### What the task requires
Copy, from the entries below, each line in which the string "technikai" appears.

(Stored items from a collection)
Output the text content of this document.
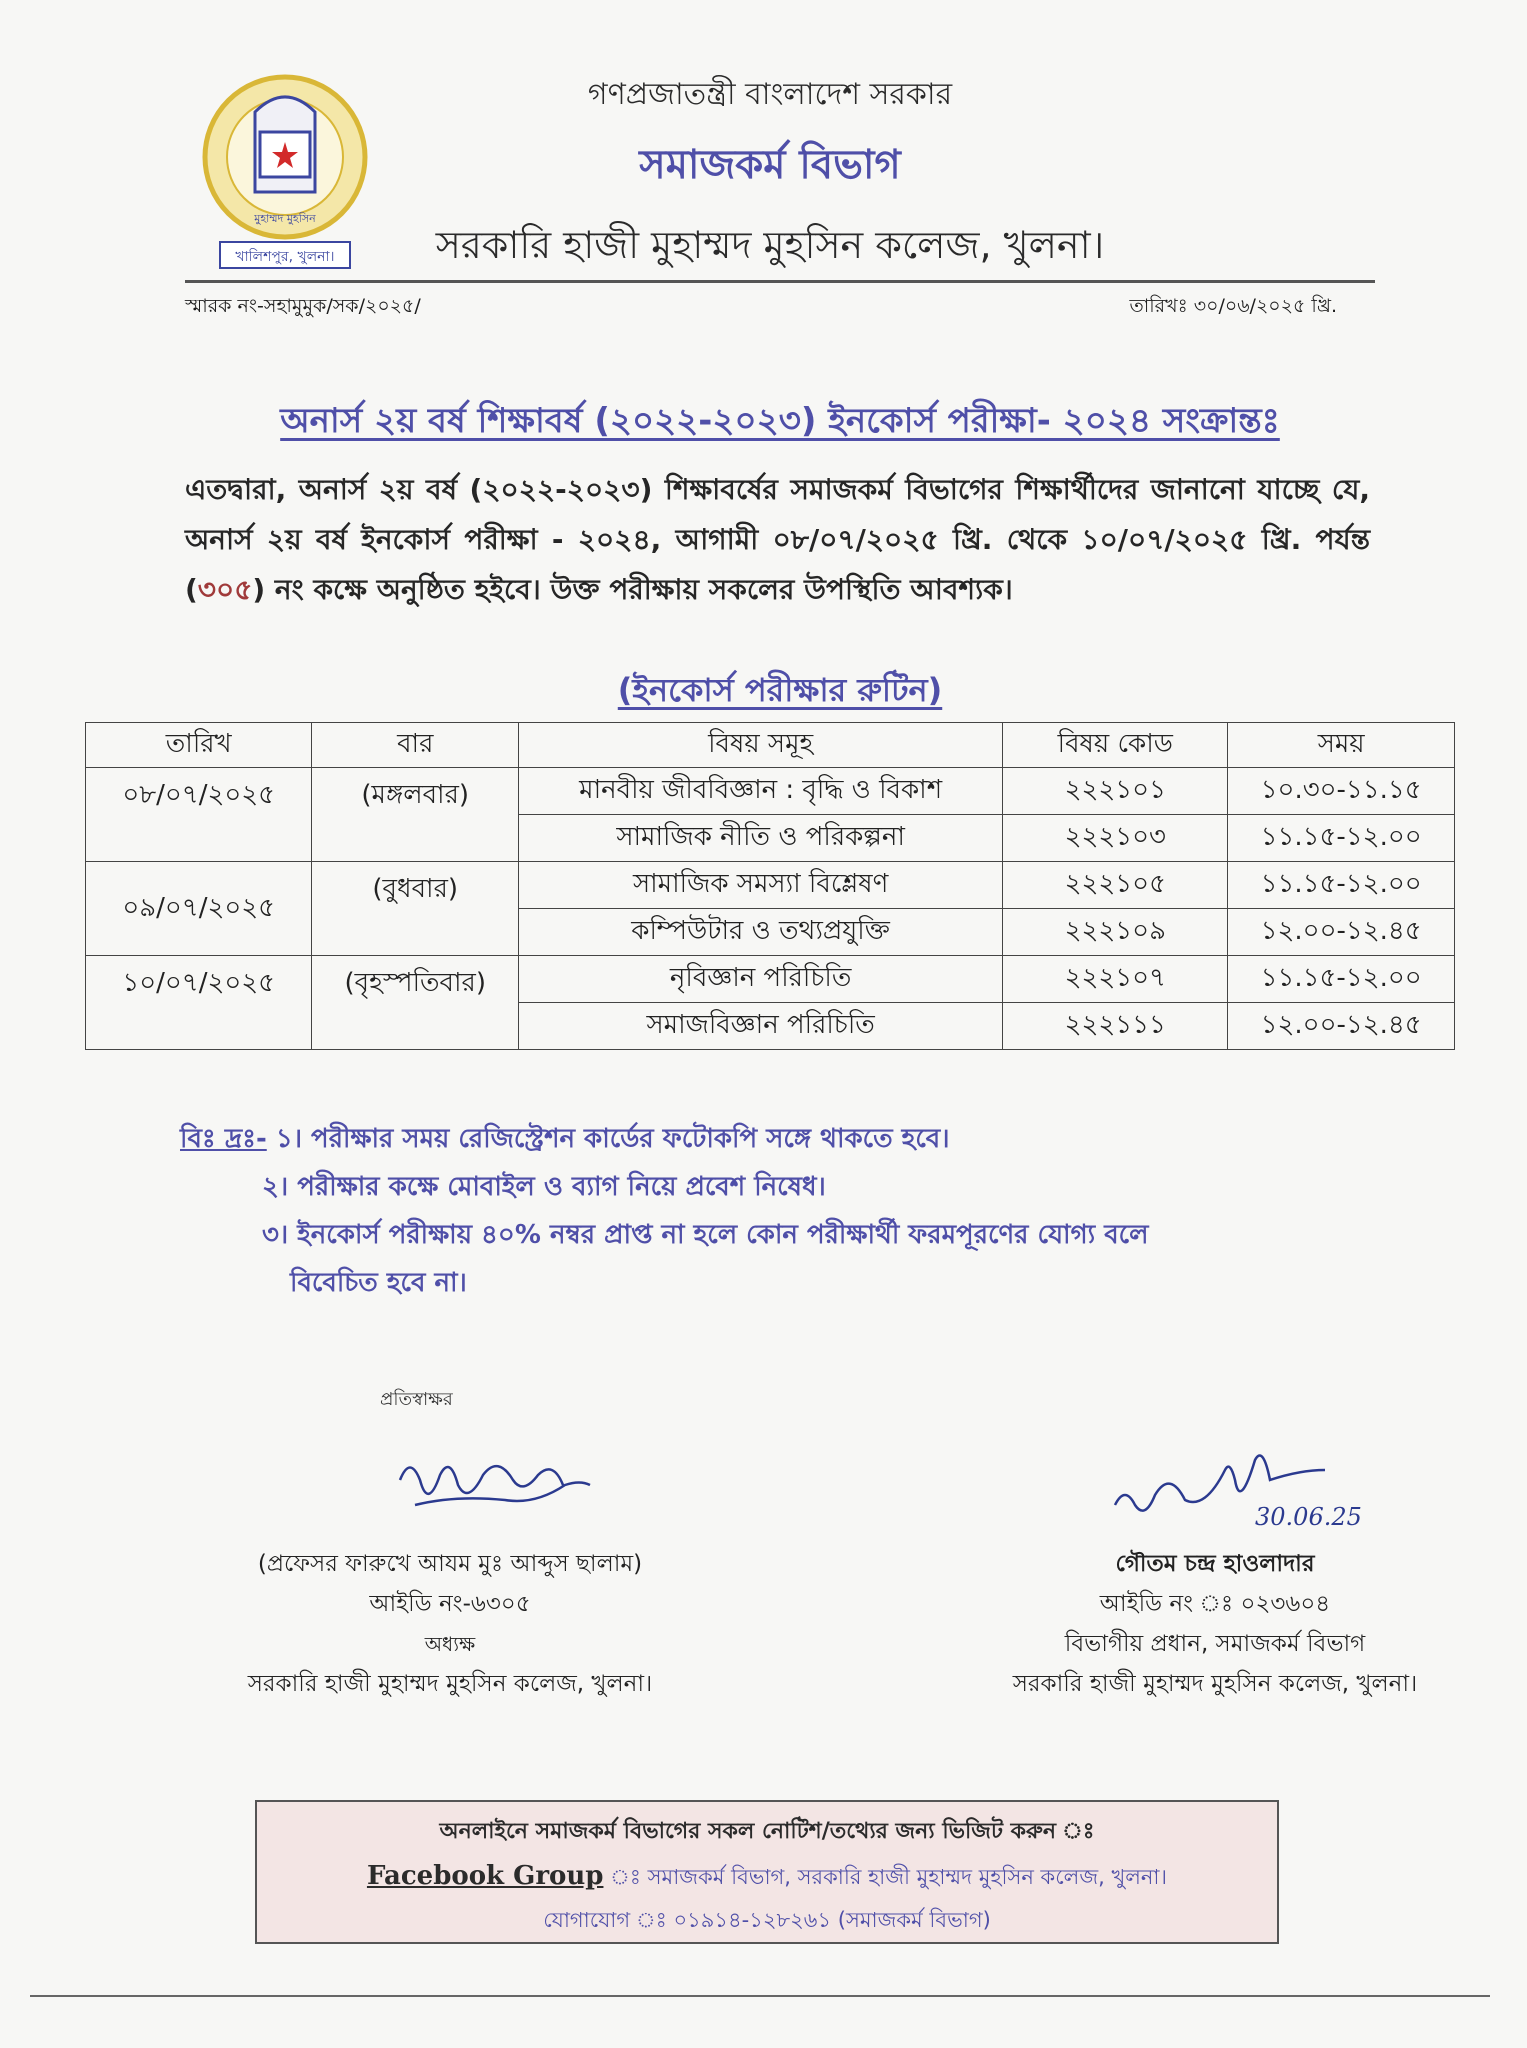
মুহাম্মদ মুহসিন
খালিশপুর, খুলনা।

গণপ্রজাতন্ত্রী বাংলাদেশ সরকার

সমাজকর্ম বিভাগ

সরকারি হাজী মুহাম্মদ মুহসিন কলেজ, খুলনা।

স্মারক নং-সহামুমুক/সক/২০২৫/	তারিখঃ ৩০/০৬/২০২৫ খ্রি.
অনার্স ২য় বর্ষ শিক্ষাবর্ষ (২০২২-২০২৩) ইনকোর্স পরীক্ষা- ২০২৪ সংক্রান্তঃ
এতদ্বারা, অনার্স ২য় বর্ষ (২০২২-২০২৩) শিক্ষাবর্ষের সমাজকর্ম বিভাগের শিক্ষার্থীদের জানানো যাচ্ছে যে, অনার্স ২য় বর্ষ ইনকোর্স পরীক্ষা - ২০২৪, আগামী ০৮/০৭/২০২৫ খ্রি. থেকে ১০/০৭/২০২৫ খ্রি. পর্যন্ত (৩০৫) নং কক্ষে অনুষ্ঠিত হইবে। উক্ত পরীক্ষায় সকলের উপস্থিতি আবশ্যক।
(ইনকোর্স পরীক্ষার রুটিন)
তারিখ	বার	বিষয় সমূহ	বিষয় কোড	সময়
০৮/০৭/২০২৫	(মঙ্গলবার)	মানবীয় জীববিজ্ঞান : বৃদ্ধি ও বিকাশ	২২২১০১	১০.৩০-১১.১৫
		সামাজিক নীতি ও পরিকল্পনা	২২২১০৩	১১.১৫-১২.০০
০৯/০৭/২০২৫	(বুধবার)	সামাজিক সমস্যা বিশ্লেষণ	২২২১০৫	১১.১৫-১২.০০
		কম্পিউটার ও তথ্যপ্রযুক্তি	২২২১০৯	১২.০০-১২.৪৫
১০/০৭/২০২৫	(বৃহস্পতিবার)	নৃবিজ্ঞান পরিচিতি	২২২১০৭	১১.১৫-১২.০০
		সমাজবিজ্ঞান পরিচিতি	২২২১১১	১২.০০-১২.৪৫
বিঃ দ্রঃ- ১। পরীক্ষার সময় রেজিস্ট্রেশন কার্ডের ফটোকপি সঙ্গে থাকতে হবে।
২। পরীক্ষার কক্ষে মোবাইল ও ব্যাগ নিয়ে প্রবেশ নিষেধ।
৩। ইনকোর্স পরীক্ষায় ৪০% নম্বর প্রাপ্ত না হলে কোন পরীক্ষার্থী ফরমপূরণের যোগ্য বলে
বিবেচিত হবে না।
প্রতিস্বাক্ষর
(প্রফেসর ফারুখে আযম মুঃ আব্দুস ছালাম)
আইডি নং-৬৩০৫
অধ্যক্ষ
সরকারি হাজী মুহাম্মদ মুহসিন কলেজ, খুলনা।
30.06.25
গৌতম চন্দ্র হাওলাদার
আইডি নং ঃ ০২৩৬০৪
বিভাগীয় প্রধান, সমাজকর্ম বিভাগ
সরকারি হাজী মুহাম্মদ মুহসিন কলেজ, খুলনা।
অনলাইনে সমাজকর্ম বিভাগের সকল নোটিশ/তথ্যের জন্য ভিজিট করুন ঃ
Facebook Group ঃ সমাজকর্ম বিভাগ, সরকারি হাজী মুহাম্মদ মুহসিন কলেজ, খুলনা।
যোগাযোগ ঃ ০১৯১৪-১২৮২৬১ (সমাজকর্ম বিভাগ)
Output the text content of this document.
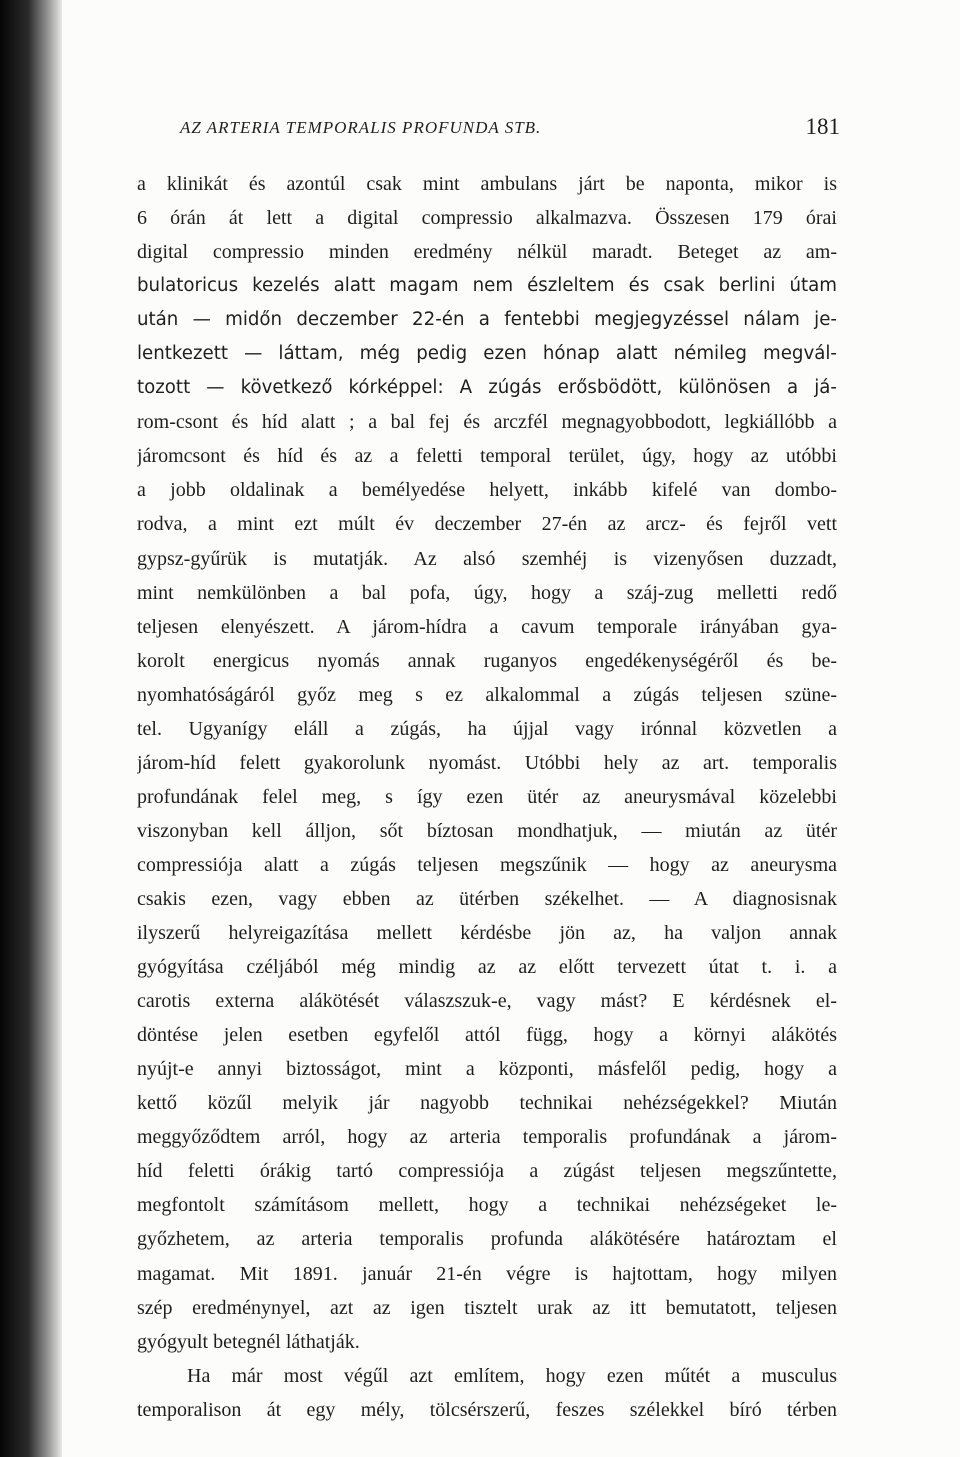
AZ ARTERIA TEMPORALIS PROFUNDA STB.	181
a klinikát és azontúl csak mint ambulans járt be naponta, mikor is
6 órán át lett a digital compressio alkalmazva. Összesen 179 órai
digital compressio minden eredmény nélkül maradt. Beteget az am-
bulatoricus kezelés alatt magam nem észleltem és csak berlini útam
után — midőn deczember 22-én a fentebbi megjegyzéssel nálam je-
lentkezett — láttam, még pedig ezen hónap alatt némileg megvál-
tozott — következő kórképpel: A zúgás erősbödött, különösen a já-
rom-csont és híd alatt ; a bal fej és arczfél megnagyobbodott, legkiállóbb a
járomcsont és híd és az a feletti temporal terület, úgy, hogy az utóbbi
a jobb oldalinak a bemélyedése helyett, inkább kifelé van dombo-
rodva, a mint ezt múlt év deczember 27-én az arcz- és fejről vett
gypsz-gyűrük is mutatják. Az alsó szemhéj is vizenyősen duzzadt,
mint nemkülönben a bal pofa, úgy, hogy a száj-zug melletti redő
teljesen elenyészett. A járom-hídra a cavum temporale irányában gya-
korolt energicus nyomás annak ruganyos engedékenységéről és be-
nyomhatóságáról győz meg s ez alkalommal a zúgás teljesen szüne-
tel. Ugyanígy eláll a zúgás, ha újjal vagy irónnal közvetlen a
járom-híd felett gyakorolunk nyomást. Utóbbi hely az art. temporalis
profundának felel meg, s így ezen ütér az aneurysmával közelebbi
viszonyban kell álljon, sőt bíztosan mondhatjuk, — miután az ütér
compressiója alatt a zúgás teljesen megszűnik — hogy az aneurysma
csakis ezen, vagy ebben az ütérben székelhet. — A diagnosisnak
ilyszerű helyreigazítása mellett kérdésbe jön az, ha valjon annak
gyógyítása czéljából még mindig az az előtt tervezett útat t. i. a
carotis externa alákötését válaszszuk-e, vagy mást? E kérdésnek el-
döntése jelen esetben egyfelől attól függ, hogy a környi alákötés
nyújt-e annyi biztosságot, mint a központi, másfelől pedig, hogy a
kettő közűl melyik jár nagyobb technikai nehézségekkel? Miután
meggyőződtem arról, hogy az arteria temporalis profundának a járom-
híd feletti órákig tartó compressiója a zúgást teljesen megszűntette,
megfontolt számításom mellett, hogy a technikai nehézségeket le-
győzhetem, az arteria temporalis profunda alákötésére határoztam el
magamat. Mit 1891. január 21-én végre is hajtottam, hogy milyen
szép eredménynyel, azt az igen tisztelt urak az itt bemutatott, teljesen
gyógyult betegnél láthatják.
Ha már most végűl azt említem, hogy ezen műtét a musculus
temporalison át egy mély, tölcsérszerű, feszes szélekkel bíró térben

### Finished exercise
kettő közűl melyik jár nagyobb technikai nehézségekkel? Miután
megfontolt számításom mellett, hogy a technikai nehézségeket le-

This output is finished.